Extracted records:

* START *

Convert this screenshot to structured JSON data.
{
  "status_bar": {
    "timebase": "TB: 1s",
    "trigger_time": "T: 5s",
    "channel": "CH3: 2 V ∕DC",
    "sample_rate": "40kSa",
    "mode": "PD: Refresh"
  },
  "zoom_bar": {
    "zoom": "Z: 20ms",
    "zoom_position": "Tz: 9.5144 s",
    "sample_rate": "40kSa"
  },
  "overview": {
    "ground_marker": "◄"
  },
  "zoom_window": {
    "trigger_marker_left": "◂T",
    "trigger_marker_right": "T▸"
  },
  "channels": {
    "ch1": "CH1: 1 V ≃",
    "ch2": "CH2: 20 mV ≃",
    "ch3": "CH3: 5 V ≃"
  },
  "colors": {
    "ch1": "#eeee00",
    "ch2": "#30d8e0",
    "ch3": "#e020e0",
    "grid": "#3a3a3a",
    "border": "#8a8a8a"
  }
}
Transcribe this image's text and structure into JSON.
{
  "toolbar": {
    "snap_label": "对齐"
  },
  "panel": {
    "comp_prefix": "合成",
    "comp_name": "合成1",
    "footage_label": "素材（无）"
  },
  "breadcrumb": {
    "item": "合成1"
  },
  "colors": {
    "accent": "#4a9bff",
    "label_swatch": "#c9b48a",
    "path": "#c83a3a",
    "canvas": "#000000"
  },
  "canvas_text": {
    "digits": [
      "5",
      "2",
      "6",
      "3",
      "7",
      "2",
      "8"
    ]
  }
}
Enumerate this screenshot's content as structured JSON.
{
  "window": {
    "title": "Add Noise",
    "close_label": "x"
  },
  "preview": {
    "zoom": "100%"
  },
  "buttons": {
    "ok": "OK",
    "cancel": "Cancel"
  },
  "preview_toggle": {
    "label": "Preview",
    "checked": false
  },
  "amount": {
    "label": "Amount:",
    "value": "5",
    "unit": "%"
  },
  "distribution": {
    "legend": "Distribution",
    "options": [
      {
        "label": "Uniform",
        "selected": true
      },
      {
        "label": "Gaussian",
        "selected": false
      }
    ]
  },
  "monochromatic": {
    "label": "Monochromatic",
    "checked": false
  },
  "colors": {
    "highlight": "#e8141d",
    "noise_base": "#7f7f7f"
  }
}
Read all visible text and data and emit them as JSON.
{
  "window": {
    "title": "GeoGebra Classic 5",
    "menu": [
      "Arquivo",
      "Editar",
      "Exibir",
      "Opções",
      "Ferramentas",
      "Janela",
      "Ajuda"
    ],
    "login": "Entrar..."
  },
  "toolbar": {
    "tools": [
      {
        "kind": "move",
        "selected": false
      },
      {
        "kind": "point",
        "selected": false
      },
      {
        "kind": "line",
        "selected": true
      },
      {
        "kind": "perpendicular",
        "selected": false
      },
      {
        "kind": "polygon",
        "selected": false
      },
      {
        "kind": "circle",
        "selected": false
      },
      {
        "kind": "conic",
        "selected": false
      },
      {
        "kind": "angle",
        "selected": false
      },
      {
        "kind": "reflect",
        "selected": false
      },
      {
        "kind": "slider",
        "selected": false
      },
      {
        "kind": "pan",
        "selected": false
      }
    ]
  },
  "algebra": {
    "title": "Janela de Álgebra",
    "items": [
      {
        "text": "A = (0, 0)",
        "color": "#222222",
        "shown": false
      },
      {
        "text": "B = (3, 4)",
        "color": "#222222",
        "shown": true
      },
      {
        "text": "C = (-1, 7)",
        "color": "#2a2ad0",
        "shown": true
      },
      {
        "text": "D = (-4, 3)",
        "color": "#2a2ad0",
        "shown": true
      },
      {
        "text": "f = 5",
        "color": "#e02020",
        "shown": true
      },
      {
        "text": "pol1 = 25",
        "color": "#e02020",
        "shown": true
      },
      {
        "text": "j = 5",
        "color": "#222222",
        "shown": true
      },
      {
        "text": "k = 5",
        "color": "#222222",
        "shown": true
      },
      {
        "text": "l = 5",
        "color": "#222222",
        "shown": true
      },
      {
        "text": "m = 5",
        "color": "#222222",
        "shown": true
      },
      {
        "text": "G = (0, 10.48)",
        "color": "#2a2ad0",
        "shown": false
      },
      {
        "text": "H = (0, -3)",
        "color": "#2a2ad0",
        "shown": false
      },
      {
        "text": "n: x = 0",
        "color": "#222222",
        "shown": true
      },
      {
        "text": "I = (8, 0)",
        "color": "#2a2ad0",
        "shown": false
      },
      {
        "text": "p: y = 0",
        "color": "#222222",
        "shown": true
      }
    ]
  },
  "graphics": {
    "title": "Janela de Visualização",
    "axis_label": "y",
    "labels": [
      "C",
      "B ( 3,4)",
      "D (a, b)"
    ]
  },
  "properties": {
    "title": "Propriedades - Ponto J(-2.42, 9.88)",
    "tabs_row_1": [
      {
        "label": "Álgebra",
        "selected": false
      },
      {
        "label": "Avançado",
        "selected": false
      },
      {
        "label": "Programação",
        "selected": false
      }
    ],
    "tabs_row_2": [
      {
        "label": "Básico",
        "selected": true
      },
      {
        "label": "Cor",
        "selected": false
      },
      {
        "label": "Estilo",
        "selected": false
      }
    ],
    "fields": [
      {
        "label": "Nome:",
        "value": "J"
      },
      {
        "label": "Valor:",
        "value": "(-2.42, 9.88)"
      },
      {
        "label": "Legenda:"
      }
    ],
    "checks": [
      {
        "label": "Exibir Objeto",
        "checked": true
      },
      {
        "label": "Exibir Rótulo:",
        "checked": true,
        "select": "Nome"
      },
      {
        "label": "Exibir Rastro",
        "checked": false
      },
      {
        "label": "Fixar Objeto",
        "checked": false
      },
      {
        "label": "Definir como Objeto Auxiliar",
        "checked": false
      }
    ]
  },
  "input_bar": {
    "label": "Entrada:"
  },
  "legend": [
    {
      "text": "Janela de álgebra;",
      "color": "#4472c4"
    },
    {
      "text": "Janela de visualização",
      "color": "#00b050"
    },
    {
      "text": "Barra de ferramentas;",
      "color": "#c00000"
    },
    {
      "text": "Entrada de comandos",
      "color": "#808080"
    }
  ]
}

* END *

- **Set exercise**:
Please give back all of the records exactly as written.

- **Solution for this exercise**:
Convert this screenshot to structured JSON data.
{
  "status_bar": {
    "timebase": "TB: 1s",
    "trigger_time": "T: 5s",
    "channel": "CH3: 2 V ∕DC",
    "sample_rate": "40kSa",
    "mode": "PD: Refresh"
  },
  "zoom_bar": {
    "zoom": "Z: 20ms",
    "zoom_position": "Tz: 9.5144 s",
    "sample_rate": "40kSa"
  },
  "overview": {
    "ground_marker": "◄"
  },
  "zoom_window": {
    "trigger_marker_left": "◂T",
    "trigger_marker_right": "T▸"
  },
  "channels": {
    "ch1": "CH1: 1 V ≃",
    "ch2": "CH2: 20 mV ≃",
    "ch3": "CH3: 5 V ≃"
  },
  "colors": {
    "ch1": "#eeee00",
    "ch2": "#30d8e0",
    "ch3": "#e020e0",
    "grid": "#3a3a3a",
    "border": "#8a8a8a"
  }
}
Transcribe this image's text and structure into JSON.
{
  "toolbar": {
    "snap_label": "对齐"
  },
  "panel": {
    "comp_prefix": "合成",
    "comp_name": "合成1",
    "footage_label": "素材（无）"
  },
  "breadcrumb": {
    "item": "合成1"
  },
  "colors": {
    "accent": "#4a9bff",
    "label_swatch": "#c9b48a",
    "path": "#c83a3a",
    "canvas": "#000000"
  },
  "canvas_text": {
    "digits": [
      "5",
      "2",
      "6",
      "3",
      "7",
      "2",
      "8"
    ]
  }
}
Enumerate this screenshot's content as structured JSON.
{
  "window": {
    "title": "Add Noise",
    "close_label": "x"
  },
  "preview": {
    "zoom": "100%"
  },
  "buttons": {
    "ok": "OK",
    "cancel": "Cancel"
  },
  "preview_toggle": {
    "label": "Preview",
    "checked": false
  },
  "amount": {
    "label": "Amount:",
    "value": "5",
    "unit": "%"
  },
  "distribution": {
    "legend": "Distribution",
    "options": [
      {
        "label": "Uniform",
        "selected": true
      },
      {
        "label": "Gaussian",
        "selected": false
      }
    ]
  },
  "monochromatic": {
    "label": "Monochromatic",
    "checked": false
  },
  "colors": {
    "highlight": "#e8141d",
    "noise_base": "#7f7f7f"
  }
}
Read all visible text and data and emit them as JSON.
{
  "window": {
    "title": "GeoGebra Classic 5",
    "menu": [
      "Arquivo",
      "Editar",
      "Exibir",
      "Opções",
      "Ferramentas",
      "Janela",
      "Ajuda"
    ],
    "login": "Entrar..."
  },
  "toolbar": {
    "tools": [
      {
        "kind": "move",
        "selected": false
      },
      {
        "kind": "point",
        "selected": false
      },
      {
        "kind": "line",
        "selected": true
      },
      {
        "kind": "perpendicular",
        "selected": false
      },
      {
        "kind": "polygon",
        "selected": false
      },
      {
        "kind": "circle",
        "selected": false
      },
      {
        "kind": "conic",
        "selected": false
      },
      {
        "kind": "angle",
        "selected": false
      },
      {
        "kind": "reflect",
        "selected": false
      },
      {
        "kind": "slider",
        "selected": false
      },
      {
        "kind": "pan",
        "selected": false
      }
    ]
  },
  "algebra": {
    "title": "Janela de Álgebra",
    "items": [
      {
        "text": "A = (0, 0)",
        "color": "#222222",
        "shown": false
      },
      {
        "text": "B = (3, 4)",
        "color": "#222222",
        "shown": true
      },
      {
        "text": "C = (-1, 7)",
        "color": "#2a2ad0",
        "shown": true
      },
      {
        "text": "D = (-4, 3)",
        "color": "#2a2ad0",
        "shown": true
      },
      {
        "text": "f = 5",
        "color": "#e02020",
        "shown": true
      },
      {
        "text": "pol1 = 25",
        "color": "#e02020",
        "shown": true
      },
      {
        "text": "j = 5",
        "color": "#222222",
        "shown": true
      },
      {
        "text": "k = 5",
        "color": "#222222",
        "shown": true
      },
      {
        "text": "l = 5",
        "color": "#222222",
        "shown": true
      },
      {
        "text": "m = 5",
        "color": "#222222",
        "shown": true
      },
      {
        "text": "G = (0, 10.48)",
        "color": "#2a2ad0",
        "shown": false
      },
      {
        "text": "H = (0, -3)",
        "color": "#2a2ad0",
        "shown": false
      },
      {
        "text": "n: x = 0",
        "color": "#222222",
        "shown": true
      },
      {
        "text": "I = (8, 0)",
        "color": "#2a2ad0",
        "shown": false
      },
      {
        "text": "p: y = 0",
        "color": "#222222",
        "shown": true
      }
    ]
  },
  "graphics": {
    "title": "Janela de Visualização",
    "axis_label": "y",
    "labels": [
      "C",
      "B ( 3,4)",
      "D (a, b)"
    ]
  },
  "properties": {
    "title": "Propriedades - Ponto J(-2.42, 9.88)",
    "tabs_row_1": [
      {
        "label": "Álgebra",
        "selected": false
      },
      {
        "label": "Avançado",
        "selected": false
      },
      {
        "label": "Programação",
        "selected": false
      }
    ],
    "tabs_row_2": [
      {
        "label": "Básico",
        "selected": true
      },
      {
        "label": "Cor",
        "selected": false
      },
      {
        "label": "Estilo",
        "selected": false
      }
    ],
    "fields": [
      {
        "label": "Nome:",
        "value": "J"
      },
      {
        "label": "Valor:",
        "value": "(-2.42, 9.88)"
      },
      {
        "label": "Legenda:"
      }
    ],
    "checks": [
      {
        "label": "Exibir Objeto",
        "checked": true
      },
      {
        "label": "Exibir Rótulo:",
        "checked": true,
        "select": "Nome"
      },
      {
        "label": "Exibir Rastro",
        "checked": false
      },
      {
        "label": "Fixar Objeto",
        "checked": false
      },
      {
        "label": "Definir como Objeto Auxiliar",
        "checked": false
      }
    ]
  },
  "input_bar": {
    "label": "Entrada:"
  },
  "legend": [
    {
      "text": "Janela de álgebra;",
      "color": "#4472c4"
    },
    {
      "text": "Janela de visualização",
      "color": "#00b050"
    },
    {
      "text": "Barra de ferramentas;",
      "color": "#c00000"
    },
    {
      "text": "Entrada de comandos",
      "color": "#808080"
    }
  ]
}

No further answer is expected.